■ Task requirements
Which lines hold the word "document"? Copy each one.

(Data excerpts)
## START
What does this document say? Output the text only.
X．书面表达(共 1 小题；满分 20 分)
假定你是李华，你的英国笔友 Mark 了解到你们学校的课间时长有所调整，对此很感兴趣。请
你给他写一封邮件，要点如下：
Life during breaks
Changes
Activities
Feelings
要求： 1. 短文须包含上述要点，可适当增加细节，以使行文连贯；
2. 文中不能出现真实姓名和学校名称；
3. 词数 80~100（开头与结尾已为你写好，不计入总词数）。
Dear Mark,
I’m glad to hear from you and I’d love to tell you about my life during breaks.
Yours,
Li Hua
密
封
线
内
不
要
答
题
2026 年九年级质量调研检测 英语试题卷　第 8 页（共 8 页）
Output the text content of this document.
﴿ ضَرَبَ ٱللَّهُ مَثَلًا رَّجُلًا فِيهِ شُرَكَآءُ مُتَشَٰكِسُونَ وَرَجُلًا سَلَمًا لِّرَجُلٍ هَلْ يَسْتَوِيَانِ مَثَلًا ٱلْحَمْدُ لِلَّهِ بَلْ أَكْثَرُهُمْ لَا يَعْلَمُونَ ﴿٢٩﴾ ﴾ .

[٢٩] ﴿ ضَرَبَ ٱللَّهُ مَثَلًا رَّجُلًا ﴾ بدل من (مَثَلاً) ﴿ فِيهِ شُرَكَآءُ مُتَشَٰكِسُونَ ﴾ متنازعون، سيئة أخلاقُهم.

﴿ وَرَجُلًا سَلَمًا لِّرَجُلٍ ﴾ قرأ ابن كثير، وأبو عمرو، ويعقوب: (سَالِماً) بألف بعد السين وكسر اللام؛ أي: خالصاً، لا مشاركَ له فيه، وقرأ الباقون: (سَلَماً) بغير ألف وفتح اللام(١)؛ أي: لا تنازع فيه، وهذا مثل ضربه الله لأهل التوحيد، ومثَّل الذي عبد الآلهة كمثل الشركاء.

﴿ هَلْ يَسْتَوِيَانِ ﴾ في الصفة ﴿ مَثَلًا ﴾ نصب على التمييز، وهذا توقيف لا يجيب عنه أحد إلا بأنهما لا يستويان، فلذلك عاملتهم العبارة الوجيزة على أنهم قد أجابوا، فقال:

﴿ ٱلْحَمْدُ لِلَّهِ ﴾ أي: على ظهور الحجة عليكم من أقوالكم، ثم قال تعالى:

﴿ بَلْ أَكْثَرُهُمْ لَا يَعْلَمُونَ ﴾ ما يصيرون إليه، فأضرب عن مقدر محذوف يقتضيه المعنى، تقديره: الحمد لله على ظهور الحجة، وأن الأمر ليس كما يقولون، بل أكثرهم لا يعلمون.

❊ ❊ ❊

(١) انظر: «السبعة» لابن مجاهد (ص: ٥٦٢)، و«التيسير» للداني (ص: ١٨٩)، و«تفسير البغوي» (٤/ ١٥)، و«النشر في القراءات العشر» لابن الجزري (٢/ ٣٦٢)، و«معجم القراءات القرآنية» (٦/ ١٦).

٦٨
## END
■ Response to the exercise
What does this document say? Output the text only.
Output the text content of this document.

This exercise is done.